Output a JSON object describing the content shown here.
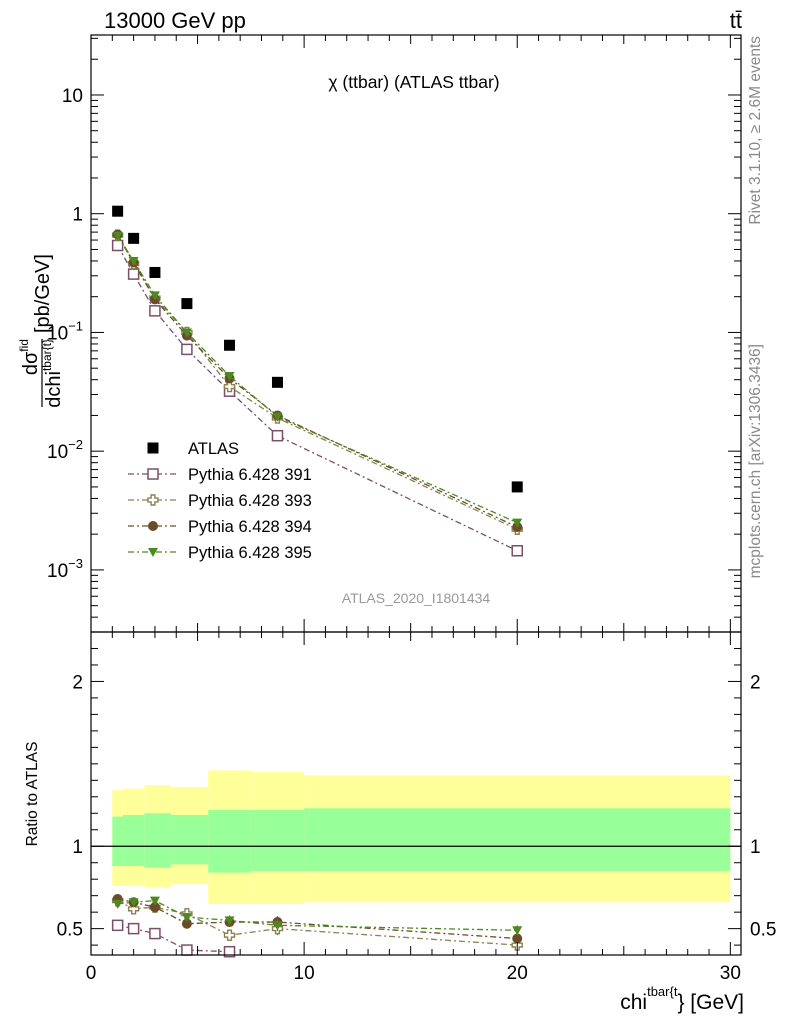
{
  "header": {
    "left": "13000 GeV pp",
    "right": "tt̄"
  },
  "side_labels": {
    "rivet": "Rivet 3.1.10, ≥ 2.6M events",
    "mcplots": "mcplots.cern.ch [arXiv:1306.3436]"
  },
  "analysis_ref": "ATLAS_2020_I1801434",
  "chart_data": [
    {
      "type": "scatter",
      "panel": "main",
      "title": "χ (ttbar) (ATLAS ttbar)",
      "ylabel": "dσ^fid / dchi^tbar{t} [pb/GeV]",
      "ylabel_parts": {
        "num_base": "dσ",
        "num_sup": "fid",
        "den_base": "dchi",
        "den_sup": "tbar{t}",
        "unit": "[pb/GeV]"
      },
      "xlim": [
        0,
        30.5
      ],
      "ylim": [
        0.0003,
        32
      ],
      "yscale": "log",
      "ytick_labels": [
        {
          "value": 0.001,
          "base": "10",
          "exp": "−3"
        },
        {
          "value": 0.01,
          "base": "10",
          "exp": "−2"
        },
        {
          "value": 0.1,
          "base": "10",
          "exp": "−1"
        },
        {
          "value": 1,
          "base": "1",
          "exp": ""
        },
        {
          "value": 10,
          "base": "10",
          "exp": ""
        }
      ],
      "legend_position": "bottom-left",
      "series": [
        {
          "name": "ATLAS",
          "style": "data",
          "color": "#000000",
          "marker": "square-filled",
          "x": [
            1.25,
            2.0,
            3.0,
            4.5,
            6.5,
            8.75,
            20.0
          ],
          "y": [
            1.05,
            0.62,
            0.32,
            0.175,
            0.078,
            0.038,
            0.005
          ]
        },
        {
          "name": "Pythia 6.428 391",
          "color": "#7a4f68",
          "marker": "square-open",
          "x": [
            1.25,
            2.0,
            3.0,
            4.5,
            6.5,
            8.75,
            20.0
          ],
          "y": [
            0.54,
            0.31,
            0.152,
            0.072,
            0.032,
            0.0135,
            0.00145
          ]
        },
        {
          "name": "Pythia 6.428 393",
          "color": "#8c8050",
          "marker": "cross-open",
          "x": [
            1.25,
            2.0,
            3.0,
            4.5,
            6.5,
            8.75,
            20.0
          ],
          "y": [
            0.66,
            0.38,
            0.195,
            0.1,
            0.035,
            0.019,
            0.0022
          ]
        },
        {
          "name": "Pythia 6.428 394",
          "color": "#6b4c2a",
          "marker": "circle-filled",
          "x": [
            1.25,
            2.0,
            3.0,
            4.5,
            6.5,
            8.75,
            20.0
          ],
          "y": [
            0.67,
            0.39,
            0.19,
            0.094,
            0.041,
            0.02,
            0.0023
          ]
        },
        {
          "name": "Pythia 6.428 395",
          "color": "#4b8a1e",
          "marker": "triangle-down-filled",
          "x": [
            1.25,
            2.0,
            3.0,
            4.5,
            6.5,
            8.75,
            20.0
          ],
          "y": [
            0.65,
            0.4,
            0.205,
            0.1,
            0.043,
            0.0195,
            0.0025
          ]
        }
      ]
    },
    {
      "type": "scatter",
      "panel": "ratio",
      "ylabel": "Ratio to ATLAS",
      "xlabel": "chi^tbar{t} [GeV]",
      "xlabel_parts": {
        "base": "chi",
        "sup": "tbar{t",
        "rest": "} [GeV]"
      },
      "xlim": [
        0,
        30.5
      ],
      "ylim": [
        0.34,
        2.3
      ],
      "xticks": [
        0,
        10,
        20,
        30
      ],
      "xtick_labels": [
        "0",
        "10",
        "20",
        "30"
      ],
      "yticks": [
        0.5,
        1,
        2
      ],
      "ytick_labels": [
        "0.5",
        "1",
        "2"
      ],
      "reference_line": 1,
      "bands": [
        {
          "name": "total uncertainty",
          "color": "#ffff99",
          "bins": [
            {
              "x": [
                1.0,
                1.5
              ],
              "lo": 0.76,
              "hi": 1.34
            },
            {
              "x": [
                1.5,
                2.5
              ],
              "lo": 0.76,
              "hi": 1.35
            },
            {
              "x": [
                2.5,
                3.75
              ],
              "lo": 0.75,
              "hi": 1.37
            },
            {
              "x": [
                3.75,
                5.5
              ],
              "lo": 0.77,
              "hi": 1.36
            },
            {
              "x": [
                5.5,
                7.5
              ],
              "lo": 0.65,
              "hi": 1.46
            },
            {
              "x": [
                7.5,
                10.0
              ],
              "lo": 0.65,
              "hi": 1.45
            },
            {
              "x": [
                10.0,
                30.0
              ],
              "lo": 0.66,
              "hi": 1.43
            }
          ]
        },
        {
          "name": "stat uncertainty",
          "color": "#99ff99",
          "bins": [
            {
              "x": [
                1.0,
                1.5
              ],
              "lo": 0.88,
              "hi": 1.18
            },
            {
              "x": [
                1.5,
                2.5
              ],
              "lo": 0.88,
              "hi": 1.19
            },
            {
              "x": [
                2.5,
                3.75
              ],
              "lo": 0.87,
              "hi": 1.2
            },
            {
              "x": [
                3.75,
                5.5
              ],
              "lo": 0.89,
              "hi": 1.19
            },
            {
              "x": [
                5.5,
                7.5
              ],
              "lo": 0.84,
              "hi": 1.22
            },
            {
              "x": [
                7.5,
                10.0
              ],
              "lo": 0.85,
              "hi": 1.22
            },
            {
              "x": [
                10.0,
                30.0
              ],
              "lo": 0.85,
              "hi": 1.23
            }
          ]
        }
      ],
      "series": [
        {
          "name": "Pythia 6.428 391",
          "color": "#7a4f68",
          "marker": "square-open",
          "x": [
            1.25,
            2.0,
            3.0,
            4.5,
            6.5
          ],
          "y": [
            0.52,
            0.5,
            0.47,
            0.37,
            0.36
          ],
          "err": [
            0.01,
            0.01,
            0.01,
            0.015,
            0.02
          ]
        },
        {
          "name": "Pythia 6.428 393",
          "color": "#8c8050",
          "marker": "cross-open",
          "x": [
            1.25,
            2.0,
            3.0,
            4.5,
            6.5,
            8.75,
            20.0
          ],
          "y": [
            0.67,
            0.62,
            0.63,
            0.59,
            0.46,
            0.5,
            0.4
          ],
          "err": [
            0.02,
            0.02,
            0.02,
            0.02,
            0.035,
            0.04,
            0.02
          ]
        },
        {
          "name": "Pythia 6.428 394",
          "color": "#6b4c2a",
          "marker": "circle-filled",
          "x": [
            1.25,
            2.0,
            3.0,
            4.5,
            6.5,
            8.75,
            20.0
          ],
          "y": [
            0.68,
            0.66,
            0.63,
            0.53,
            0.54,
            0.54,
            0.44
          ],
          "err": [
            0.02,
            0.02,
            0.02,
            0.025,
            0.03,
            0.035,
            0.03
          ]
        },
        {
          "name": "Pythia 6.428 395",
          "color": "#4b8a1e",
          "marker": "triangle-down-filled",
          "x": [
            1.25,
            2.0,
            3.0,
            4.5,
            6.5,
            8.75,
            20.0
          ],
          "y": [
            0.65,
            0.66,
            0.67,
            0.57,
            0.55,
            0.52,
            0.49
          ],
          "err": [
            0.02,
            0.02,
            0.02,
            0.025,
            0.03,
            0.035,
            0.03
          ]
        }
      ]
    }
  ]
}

■ Written task ■
Nothing in the entries above should change when they are printed again, except that the pictures are dropped.

■ Exercise result ■
Output a JSON object describing the content shown here.
{
  "header": {
    "left": "13000 GeV pp",
    "right": "tt̄"
  },
  "side_labels": {
    "rivet": "Rivet 3.1.10, ≥ 2.6M events",
    "mcplots": "mcplots.cern.ch [arXiv:1306.3436]"
  },
  "analysis_ref": "ATLAS_2020_I1801434",
  "chart_data": [
    {
      "type": "scatter",
      "panel": "main",
      "title": "χ (ttbar) (ATLAS ttbar)",
      "ylabel": "dσ^fid / dchi^tbar{t} [pb/GeV]",
      "ylabel_parts": {
        "num_base": "dσ",
        "num_sup": "fid",
        "den_base": "dchi",
        "den_sup": "tbar{t}",
        "unit": "[pb/GeV]"
      },
      "xlim": [
        0,
        30.5
      ],
      "ylim": [
        0.0003,
        32
      ],
      "yscale": "log",
      "ytick_labels": [
        {
          "value": 0.001,
          "base": "10",
          "exp": "−3"
        },
        {
          "value": 0.01,
          "base": "10",
          "exp": "−2"
        },
        {
          "value": 0.1,
          "base": "10",
          "exp": "−1"
        },
        {
          "value": 1,
          "base": "1",
          "exp": ""
        },
        {
          "value": 10,
          "base": "10",
          "exp": ""
        }
      ],
      "legend_position": "bottom-left",
      "series": [
        {
          "name": "ATLAS",
          "style": "data",
          "color": "#000000",
          "marker": "square-filled",
          "x": [
            1.25,
            2.0,
            3.0,
            4.5,
            6.5,
            8.75,
            20.0
          ],
          "y": [
            1.05,
            0.62,
            0.32,
            0.175,
            0.078,
            0.038,
            0.005
          ]
        },
        {
          "name": "Pythia 6.428 391",
          "color": "#7a4f68",
          "marker": "square-open",
          "x": [
            1.25,
            2.0,
            3.0,
            4.5,
            6.5,
            8.75,
            20.0
          ],
          "y": [
            0.54,
            0.31,
            0.152,
            0.072,
            0.032,
            0.0135,
            0.00145
          ]
        },
        {
          "name": "Pythia 6.428 393",
          "color": "#8c8050",
          "marker": "cross-open",
          "x": [
            1.25,
            2.0,
            3.0,
            4.5,
            6.5,
            8.75,
            20.0
          ],
          "y": [
            0.66,
            0.38,
            0.195,
            0.1,
            0.035,
            0.019,
            0.0022
          ]
        },
        {
          "name": "Pythia 6.428 394",
          "color": "#6b4c2a",
          "marker": "circle-filled",
          "x": [
            1.25,
            2.0,
            3.0,
            4.5,
            6.5,
            8.75,
            20.0
          ],
          "y": [
            0.67,
            0.39,
            0.19,
            0.094,
            0.041,
            0.02,
            0.0023
          ]
        },
        {
          "name": "Pythia 6.428 395",
          "color": "#4b8a1e",
          "marker": "triangle-down-filled",
          "x": [
            1.25,
            2.0,
            3.0,
            4.5,
            6.5,
            8.75,
            20.0
          ],
          "y": [
            0.65,
            0.4,
            0.205,
            0.1,
            0.043,
            0.0195,
            0.0025
          ]
        }
      ]
    },
    {
      "type": "scatter",
      "panel": "ratio",
      "ylabel": "Ratio to ATLAS",
      "xlabel": "chi^tbar{t} [GeV]",
      "xlabel_parts": {
        "base": "chi",
        "sup": "tbar{t",
        "rest": "} [GeV]"
      },
      "xlim": [
        0,
        30.5
      ],
      "ylim": [
        0.34,
        2.3
      ],
      "xticks": [
        0,
        10,
        20,
        30
      ],
      "xtick_labels": [
        "0",
        "10",
        "20",
        "30"
      ],
      "yticks": [
        0.5,
        1,
        2
      ],
      "ytick_labels": [
        "0.5",
        "1",
        "2"
      ],
      "reference_line": 1,
      "bands": [
        {
          "name": "total uncertainty",
          "color": "#ffff99",
          "bins": [
            {
              "x": [
                1.0,
                1.5
              ],
              "lo": 0.76,
              "hi": 1.34
            },
            {
              "x": [
                1.5,
                2.5
              ],
              "lo": 0.76,
              "hi": 1.35
            },
            {
              "x": [
                2.5,
                3.75
              ],
              "lo": 0.75,
              "hi": 1.37
            },
            {
              "x": [
                3.75,
                5.5
              ],
              "lo": 0.77,
              "hi": 1.36
            },
            {
              "x": [
                5.5,
                7.5
              ],
              "lo": 0.65,
              "hi": 1.46
            },
            {
              "x": [
                7.5,
                10.0
              ],
              "lo": 0.65,
              "hi": 1.45
            },
            {
              "x": [
                10.0,
                30.0
              ],
              "lo": 0.66,
              "hi": 1.43
            }
          ]
        },
        {
          "name": "stat uncertainty",
          "color": "#99ff99",
          "bins": [
            {
              "x": [
                1.0,
                1.5
              ],
              "lo": 0.88,
              "hi": 1.18
            },
            {
              "x": [
                1.5,
                2.5
              ],
              "lo": 0.88,
              "hi": 1.19
            },
            {
              "x": [
                2.5,
                3.75
              ],
              "lo": 0.87,
              "hi": 1.2
            },
            {
              "x": [
                3.75,
                5.5
              ],
              "lo": 0.89,
              "hi": 1.19
            },
            {
              "x": [
                5.5,
                7.5
              ],
              "lo": 0.84,
              "hi": 1.22
            },
            {
              "x": [
                7.5,
                10.0
              ],
              "lo": 0.85,
              "hi": 1.22
            },
            {
              "x": [
                10.0,
                30.0
              ],
              "lo": 0.85,
              "hi": 1.23
            }
          ]
        }
      ],
      "series": [
        {
          "name": "Pythia 6.428 391",
          "color": "#7a4f68",
          "marker": "square-open",
          "x": [
            1.25,
            2.0,
            3.0,
            4.5,
            6.5
          ],
          "y": [
            0.52,
            0.5,
            0.47,
            0.37,
            0.36
          ],
          "err": [
            0.01,
            0.01,
            0.01,
            0.015,
            0.02
          ]
        },
        {
          "name": "Pythia 6.428 393",
          "color": "#8c8050",
          "marker": "cross-open",
          "x": [
            1.25,
            2.0,
            3.0,
            4.5,
            6.5,
            8.75,
            20.0
          ],
          "y": [
            0.67,
            0.62,
            0.63,
            0.59,
            0.46,
            0.5,
            0.4
          ],
          "err": [
            0.02,
            0.02,
            0.02,
            0.02,
            0.035,
            0.04,
            0.02
          ]
        },
        {
          "name": "Pythia 6.428 394",
          "color": "#6b4c2a",
          "marker": "circle-filled",
          "x": [
            1.25,
            2.0,
            3.0,
            4.5,
            6.5,
            8.75,
            20.0
          ],
          "y": [
            0.68,
            0.66,
            0.63,
            0.53,
            0.54,
            0.54,
            0.44
          ],
          "err": [
            0.02,
            0.02,
            0.02,
            0.025,
            0.03,
            0.035,
            0.03
          ]
        },
        {
          "name": "Pythia 6.428 395",
          "color": "#4b8a1e",
          "marker": "triangle-down-filled",
          "x": [
            1.25,
            2.0,
            3.0,
            4.5,
            6.5,
            8.75,
            20.0
          ],
          "y": [
            0.65,
            0.66,
            0.67,
            0.57,
            0.55,
            0.52,
            0.49
          ],
          "err": [
            0.02,
            0.02,
            0.02,
            0.025,
            0.03,
            0.035,
            0.03
          ]
        }
      ]
    }
  ]
}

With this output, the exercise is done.